Text for analysis ::

Qualitative Data Gathering and Analysis – Planning the Process

Introduction

This presentation summarises the planning of a qualitative research approach to gathering data from an interview process and subsequent analysis of the data.

Planning for this qualitative process is explored from the perspective of using field notes, software analytical tools and an appraisal framework in order to analyse, interpret and thereafter present findings from textual discourse data.

The planning process further considers the benefits and caveats of approaches to data collection and analysis and the effects on attempting to conduct an effective research process.

A conclusion brings together the various approaches taken in effective planning for data gathering and analysis and demonstrates that careful planning can lead to reliable research results and outcomes.

Page 2: Qualitative data gathering and analysis

The Data Type for Analysis

Mixed Method Data Types

Textual/Discourse Data

Heuristics Based Data

Questionnaire Based Data

Effective data analysis requires the researcher to understand the data so that the correct data type is selected and thus meet the needs of the research goal (Denscombe 2010).

Textual discourse provides the necessary data source in this instance. The ultimate research goal is to try to understand how one interlocutor may use certain expressions, in order to forge an affiliation with another person, so as to encourage the other person to cooperate in an evaluation project (Lipovsky 2008).

A competent and perceptive researcher is able the gain the best from the rich textual discourse data, such as that gained through interviews, and in order to more ably reveal deeper meanings bound to the words exchanged between both interviewer and interviewee(Parahoo 2006).

Exercises to complete ::
A – Retype the part of the text on planning qualitative research from "Planning for this" to "effective research process." word for word.
B – In the text on planning qualitative research, which three things does the planning use to analyze and interpret the discourse data?
C – Carry on the text on planning qualitative research from its last sentence.
The rows after this point are separate material and have nothing to do with the text on planning qualitative research.

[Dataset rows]
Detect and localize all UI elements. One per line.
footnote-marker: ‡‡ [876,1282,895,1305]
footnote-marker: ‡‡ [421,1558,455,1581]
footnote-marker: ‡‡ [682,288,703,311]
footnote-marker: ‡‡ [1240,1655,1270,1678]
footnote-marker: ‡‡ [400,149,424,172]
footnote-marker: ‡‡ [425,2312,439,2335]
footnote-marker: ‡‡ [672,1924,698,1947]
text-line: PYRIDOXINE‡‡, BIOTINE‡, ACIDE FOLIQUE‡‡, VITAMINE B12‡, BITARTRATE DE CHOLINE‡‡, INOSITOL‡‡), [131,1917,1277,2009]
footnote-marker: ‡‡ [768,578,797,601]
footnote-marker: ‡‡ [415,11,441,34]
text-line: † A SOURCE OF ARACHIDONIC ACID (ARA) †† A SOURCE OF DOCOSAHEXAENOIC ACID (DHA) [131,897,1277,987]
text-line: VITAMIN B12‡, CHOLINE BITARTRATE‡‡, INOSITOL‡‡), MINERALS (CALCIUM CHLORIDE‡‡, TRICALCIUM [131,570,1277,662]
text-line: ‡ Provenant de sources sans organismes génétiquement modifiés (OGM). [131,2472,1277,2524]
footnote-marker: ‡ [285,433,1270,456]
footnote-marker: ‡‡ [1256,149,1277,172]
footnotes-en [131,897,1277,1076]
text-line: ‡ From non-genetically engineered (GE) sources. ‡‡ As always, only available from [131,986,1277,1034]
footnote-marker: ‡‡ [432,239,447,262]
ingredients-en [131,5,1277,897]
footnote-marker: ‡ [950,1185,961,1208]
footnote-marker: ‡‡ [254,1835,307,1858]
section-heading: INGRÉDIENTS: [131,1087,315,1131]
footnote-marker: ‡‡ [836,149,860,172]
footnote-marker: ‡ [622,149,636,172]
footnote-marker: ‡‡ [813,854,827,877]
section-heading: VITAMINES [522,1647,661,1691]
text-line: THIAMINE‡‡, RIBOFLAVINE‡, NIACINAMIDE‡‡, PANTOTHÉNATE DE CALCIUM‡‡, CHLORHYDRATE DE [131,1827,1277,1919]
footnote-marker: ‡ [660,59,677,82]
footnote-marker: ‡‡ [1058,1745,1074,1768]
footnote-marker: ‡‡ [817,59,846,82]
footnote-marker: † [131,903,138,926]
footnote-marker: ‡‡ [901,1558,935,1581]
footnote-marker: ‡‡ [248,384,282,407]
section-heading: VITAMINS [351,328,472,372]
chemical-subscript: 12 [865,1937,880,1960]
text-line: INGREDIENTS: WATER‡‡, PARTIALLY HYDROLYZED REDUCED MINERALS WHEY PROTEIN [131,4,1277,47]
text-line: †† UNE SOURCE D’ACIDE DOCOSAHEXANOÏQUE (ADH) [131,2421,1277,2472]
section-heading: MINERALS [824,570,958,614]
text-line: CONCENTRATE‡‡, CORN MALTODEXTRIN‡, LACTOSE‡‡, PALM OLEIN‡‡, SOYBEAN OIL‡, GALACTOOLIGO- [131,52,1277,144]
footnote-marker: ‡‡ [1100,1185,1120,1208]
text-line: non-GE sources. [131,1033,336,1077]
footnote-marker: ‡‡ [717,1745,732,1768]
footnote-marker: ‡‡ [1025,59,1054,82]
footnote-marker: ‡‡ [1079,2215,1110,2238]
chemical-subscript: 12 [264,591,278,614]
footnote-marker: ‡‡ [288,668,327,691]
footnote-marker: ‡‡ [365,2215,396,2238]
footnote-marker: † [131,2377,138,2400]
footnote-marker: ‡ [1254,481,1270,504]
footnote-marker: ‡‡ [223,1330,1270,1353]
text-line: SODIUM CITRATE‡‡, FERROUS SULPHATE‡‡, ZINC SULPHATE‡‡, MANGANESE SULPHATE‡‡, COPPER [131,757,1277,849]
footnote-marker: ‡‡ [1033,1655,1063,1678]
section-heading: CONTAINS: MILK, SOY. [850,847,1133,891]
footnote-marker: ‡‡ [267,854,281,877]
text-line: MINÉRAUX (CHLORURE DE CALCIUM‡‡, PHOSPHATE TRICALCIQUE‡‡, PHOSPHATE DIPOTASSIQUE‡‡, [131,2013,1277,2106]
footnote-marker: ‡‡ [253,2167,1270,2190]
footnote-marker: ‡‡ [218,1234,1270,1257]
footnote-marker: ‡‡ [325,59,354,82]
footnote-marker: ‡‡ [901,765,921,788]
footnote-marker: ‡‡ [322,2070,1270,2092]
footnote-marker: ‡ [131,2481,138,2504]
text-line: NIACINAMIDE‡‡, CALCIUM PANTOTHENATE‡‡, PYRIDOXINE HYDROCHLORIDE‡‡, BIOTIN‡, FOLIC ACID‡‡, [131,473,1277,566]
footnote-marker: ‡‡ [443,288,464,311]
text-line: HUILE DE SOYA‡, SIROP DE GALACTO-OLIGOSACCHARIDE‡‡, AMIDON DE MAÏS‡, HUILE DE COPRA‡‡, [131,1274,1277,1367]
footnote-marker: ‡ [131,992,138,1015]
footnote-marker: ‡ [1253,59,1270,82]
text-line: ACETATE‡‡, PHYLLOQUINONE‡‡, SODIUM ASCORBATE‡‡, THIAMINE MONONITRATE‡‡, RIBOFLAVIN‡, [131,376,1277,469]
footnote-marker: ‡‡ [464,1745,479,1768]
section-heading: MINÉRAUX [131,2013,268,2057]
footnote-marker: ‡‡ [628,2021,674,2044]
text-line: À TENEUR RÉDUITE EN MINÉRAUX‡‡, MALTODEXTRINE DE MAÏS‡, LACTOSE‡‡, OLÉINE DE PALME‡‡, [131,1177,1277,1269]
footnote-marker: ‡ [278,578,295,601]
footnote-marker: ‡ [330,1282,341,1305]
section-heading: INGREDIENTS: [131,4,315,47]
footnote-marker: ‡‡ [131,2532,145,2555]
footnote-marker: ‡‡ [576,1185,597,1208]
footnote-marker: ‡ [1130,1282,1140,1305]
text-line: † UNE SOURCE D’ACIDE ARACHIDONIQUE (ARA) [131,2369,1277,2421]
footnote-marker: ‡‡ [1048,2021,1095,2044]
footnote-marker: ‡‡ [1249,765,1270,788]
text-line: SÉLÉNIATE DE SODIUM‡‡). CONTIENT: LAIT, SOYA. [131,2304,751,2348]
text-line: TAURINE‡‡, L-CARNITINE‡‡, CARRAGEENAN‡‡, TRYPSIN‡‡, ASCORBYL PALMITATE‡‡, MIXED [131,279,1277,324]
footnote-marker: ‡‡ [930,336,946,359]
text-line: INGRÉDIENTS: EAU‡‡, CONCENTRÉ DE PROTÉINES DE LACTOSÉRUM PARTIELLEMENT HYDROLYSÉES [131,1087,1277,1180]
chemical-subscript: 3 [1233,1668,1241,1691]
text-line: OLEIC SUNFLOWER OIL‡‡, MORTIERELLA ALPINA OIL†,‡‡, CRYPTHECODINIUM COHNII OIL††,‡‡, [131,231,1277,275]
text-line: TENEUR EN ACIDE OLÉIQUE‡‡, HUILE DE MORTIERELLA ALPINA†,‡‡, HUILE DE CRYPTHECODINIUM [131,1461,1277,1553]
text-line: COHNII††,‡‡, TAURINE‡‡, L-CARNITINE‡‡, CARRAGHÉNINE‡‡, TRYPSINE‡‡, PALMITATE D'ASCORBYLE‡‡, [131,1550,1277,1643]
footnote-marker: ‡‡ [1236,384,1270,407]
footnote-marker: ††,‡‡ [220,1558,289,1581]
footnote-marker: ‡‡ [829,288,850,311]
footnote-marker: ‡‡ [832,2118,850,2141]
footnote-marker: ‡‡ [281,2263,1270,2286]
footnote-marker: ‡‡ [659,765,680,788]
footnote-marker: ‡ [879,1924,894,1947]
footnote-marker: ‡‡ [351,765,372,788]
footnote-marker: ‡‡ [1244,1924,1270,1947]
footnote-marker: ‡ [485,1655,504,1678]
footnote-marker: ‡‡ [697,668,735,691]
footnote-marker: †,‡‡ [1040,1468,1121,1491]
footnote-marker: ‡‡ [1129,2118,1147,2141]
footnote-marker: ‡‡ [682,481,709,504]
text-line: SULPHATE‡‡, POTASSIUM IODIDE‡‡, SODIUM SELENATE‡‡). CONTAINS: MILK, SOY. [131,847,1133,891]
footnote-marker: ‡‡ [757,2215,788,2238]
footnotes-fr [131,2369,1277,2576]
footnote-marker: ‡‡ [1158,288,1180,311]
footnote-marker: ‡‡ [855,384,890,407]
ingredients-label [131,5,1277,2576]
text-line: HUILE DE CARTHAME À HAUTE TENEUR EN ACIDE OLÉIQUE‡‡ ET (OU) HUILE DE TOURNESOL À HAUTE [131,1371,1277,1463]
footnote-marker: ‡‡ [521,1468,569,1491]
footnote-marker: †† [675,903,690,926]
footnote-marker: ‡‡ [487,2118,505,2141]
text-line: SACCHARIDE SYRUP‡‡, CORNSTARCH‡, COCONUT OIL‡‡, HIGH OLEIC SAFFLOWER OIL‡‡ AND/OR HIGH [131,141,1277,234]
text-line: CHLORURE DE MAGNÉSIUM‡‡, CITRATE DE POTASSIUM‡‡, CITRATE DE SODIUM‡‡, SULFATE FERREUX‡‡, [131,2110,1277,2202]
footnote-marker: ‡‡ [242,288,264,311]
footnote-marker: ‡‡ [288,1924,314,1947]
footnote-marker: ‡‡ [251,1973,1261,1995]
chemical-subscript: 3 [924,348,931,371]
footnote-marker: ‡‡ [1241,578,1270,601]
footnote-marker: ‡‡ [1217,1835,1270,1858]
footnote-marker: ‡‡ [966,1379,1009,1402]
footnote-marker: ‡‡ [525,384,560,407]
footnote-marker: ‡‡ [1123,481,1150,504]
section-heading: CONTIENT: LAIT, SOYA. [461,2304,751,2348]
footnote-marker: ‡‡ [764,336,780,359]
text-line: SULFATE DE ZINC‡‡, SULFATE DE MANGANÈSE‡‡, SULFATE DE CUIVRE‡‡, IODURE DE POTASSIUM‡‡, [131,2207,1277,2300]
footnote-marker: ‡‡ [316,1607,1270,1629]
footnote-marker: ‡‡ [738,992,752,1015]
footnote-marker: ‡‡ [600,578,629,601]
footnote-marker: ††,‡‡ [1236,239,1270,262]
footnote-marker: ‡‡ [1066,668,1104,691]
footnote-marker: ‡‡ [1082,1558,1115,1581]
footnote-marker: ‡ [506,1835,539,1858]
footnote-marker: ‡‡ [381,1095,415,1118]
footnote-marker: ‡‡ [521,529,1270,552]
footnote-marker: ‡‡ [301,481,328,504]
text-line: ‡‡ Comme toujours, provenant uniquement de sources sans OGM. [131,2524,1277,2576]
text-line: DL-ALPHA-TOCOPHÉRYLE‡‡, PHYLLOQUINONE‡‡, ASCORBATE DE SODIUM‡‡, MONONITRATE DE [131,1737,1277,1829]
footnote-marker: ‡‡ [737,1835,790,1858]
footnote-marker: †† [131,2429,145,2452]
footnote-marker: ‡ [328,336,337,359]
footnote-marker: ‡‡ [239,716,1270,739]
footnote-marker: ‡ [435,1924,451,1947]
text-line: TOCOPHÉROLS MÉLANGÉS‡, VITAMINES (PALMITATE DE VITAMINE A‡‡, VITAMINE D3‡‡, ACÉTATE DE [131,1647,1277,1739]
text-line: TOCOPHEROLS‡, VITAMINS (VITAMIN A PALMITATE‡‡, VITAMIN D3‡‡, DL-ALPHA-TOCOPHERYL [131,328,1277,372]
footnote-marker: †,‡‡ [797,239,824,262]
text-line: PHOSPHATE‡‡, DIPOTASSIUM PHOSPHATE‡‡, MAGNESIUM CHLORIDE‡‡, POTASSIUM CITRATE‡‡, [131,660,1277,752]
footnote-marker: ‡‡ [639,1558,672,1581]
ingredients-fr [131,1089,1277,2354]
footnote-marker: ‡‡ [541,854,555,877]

Responses by item number ::
A –
Planning for this qualitative process is explored from the perspective of using field notes, software analytical tools and an appraisal framework in order to analyse, interpret and thereafter present findings from textual discourse data.

The planning process further considers the benefits and caveats of approaches to data collection and analysis and the effects on attempting to conduct an effective research process.

B – Field notes, software analytical tools and an appraisal framework.

C –
Examples of mixed data-types found in the raw data

Page 3: Qualitative data gathering and analysis

Plan to Reduce and Collate Data

Carr (1994) states that some data-types (particularly numerical data) risk misrepresenting or not upholding the true nature of the phenomenon under examination.

Whilst having the research purpose in mind; separating out the data gained from the mixed method approach to the qualitative research means removing mixed data types.

Word processor cutting extraneous data from the raw data

Copies of the data should be backed up before work commenced (Taylor-Powell and Renner 2003).

Text editors can be used as one of many means to strip out extraneous data types from the raw data thus leaving the potentially useful latent data for analysis. Thereafter it can be moved to and organised in another data area for collation, for example, in spreadsheet workbooks (Graneheim and Lundman 2003).

Page 4: Qualitative data gathering and analysis

Planning the Recording Process Using Tools

Resources for Data Storage and ManagementSoftware

Databases

Excel Workbooks

Data Analysis Systems e.g.NVivo

Paper Documents

e.g. Field Notes

Data management is vital to keep a project manageable, reliable and ultimately valid (Miles and Huberman 1994).

Software applications (opposite) and physical resources (e.g. field notes and diaries) help categorise, cross reference and keep track of data in chronological order and also in place too (secure storage and access for authorised individuals and research teams) (Taylor-Powell and Renner 2003).

Research data and research participants details stored securely uphold confidentiality and data protection (Denscombe 2010).

The necessity for continued consent from all participants, in order to verify the true record of the data (Parahoo 2006).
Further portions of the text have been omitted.